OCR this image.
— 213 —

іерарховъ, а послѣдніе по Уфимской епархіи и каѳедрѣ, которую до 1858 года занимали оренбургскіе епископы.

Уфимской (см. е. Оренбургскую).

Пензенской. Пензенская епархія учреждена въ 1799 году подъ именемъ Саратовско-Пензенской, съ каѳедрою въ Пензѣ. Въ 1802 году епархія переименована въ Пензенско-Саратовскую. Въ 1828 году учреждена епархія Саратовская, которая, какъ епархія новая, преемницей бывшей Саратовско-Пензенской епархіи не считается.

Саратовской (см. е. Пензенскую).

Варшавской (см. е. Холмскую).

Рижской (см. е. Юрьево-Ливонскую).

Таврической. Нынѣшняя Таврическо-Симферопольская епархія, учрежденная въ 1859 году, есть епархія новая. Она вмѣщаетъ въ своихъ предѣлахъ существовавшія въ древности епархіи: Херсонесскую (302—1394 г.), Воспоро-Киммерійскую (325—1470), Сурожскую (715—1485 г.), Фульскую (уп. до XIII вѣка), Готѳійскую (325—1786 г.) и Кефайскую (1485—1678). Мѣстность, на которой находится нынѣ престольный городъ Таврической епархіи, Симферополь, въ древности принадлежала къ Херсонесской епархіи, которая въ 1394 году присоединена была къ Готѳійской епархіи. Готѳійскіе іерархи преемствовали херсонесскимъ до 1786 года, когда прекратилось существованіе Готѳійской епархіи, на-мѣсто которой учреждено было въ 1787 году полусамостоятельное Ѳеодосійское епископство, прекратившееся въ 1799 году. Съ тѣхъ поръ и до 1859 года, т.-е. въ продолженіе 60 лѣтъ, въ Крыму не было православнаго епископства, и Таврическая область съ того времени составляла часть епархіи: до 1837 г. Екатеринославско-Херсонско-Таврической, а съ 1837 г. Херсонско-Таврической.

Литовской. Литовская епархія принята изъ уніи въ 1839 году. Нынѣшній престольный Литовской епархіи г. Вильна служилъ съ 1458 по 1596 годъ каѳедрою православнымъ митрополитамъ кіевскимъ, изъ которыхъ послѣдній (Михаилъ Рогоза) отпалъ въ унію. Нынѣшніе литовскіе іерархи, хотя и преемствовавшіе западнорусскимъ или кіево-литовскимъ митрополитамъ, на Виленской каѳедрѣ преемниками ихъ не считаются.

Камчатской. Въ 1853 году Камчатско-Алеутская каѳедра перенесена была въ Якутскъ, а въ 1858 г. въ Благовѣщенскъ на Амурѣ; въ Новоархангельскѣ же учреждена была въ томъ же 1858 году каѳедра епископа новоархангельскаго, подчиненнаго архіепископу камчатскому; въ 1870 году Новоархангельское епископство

### [Exercise prompt]
Take the listing above and set it down exactly.

### [Finished task]
OCR this image.
— 213 —

іерарховъ, а послѣдніе по Уфимской епархіи и каѳедрѣ, которую до 1858 года занимали оренбургскіе епископы.

Уфимской (см. е. Оренбургскую).

Пензенской. Пензенская епархія учреждена въ 1799 году подъ именемъ Саратовско-Пензенской, съ каѳедрою въ Пензѣ. Въ 1802 году епархія переименована въ Пензенско-Саратовскую. Въ 1828 году учреждена епархія Саратовская, которая, какъ епархія новая, преемницей бывшей Саратовско-Пензенской епархіи не считается.

Саратовской (см. е. Пензенскую).

Варшавской (см. е. Холмскую).

Рижской (см. е. Юрьево-Ливонскую).

Таврической. Нынѣшняя Таврическо-Симферопольская епархія, учрежденная въ 1859 году, есть епархія новая. Она вмѣщаетъ въ своихъ предѣлахъ существовавшія въ древности епархіи: Херсонесскую (302—1394 г.), Воспоро-Киммерійскую (325—1470), Сурожскую (715—1485 г.), Фульскую (уп. до XIII вѣка), Готѳійскую (325—1786 г.) и Кефайскую (1485—1678). Мѣстность, на которой находится нынѣ престольный городъ Таврической епархіи, Симферополь, въ древности принадлежала къ Херсонесской епархіи, которая въ 1394 году присоединена была къ Готѳійской епархіи. Готѳійскіе іерархи преемствовали херсонесскимъ до 1786 года, когда прекратилось существованіе Готѳійской епархіи, на-мѣсто которой учреждено было въ 1787 году полусамостоятельное Ѳеодосійское епископство, прекратившееся въ 1799 году. Съ тѣхъ поръ и до 1859 года, т.-е. въ продолженіе 60 лѣтъ, въ Крыму не было православнаго епископства, и Таврическая область съ того времени составляла часть епархіи: до 1837 г. Екатеринославско-Херсонско-Таврической, а съ 1837 г. Херсонско-Таврической.

Литовской. Литовская епархія принята изъ уніи въ 1839 году. Нынѣшній престольный Литовской епархіи г. Вильна служилъ съ 1458 по 1596 годъ каѳедрою православнымъ митрополитамъ кіевскимъ, изъ которыхъ послѣдній (Михаилъ Рогоза) отпалъ въ унію. Нынѣшніе литовскіе іерархи, хотя и преемствовавшіе западнорусскимъ или кіево-литовскимъ митрополитамъ, на Виленской каѳедрѣ преемниками ихъ не считаются.

Камчатской. Въ 1853 году Камчатско-Алеутская каѳедра перенесена была въ Якутскъ, а въ 1858 г. въ Благовѣщенскъ на Амурѣ; въ Новоархангельскѣ же учреждена была въ томъ же 1858 году каѳедра епископа новоархангельскаго, подчиненнаго архіепископу камчатскому; въ 1870 году Новоархангельское епископство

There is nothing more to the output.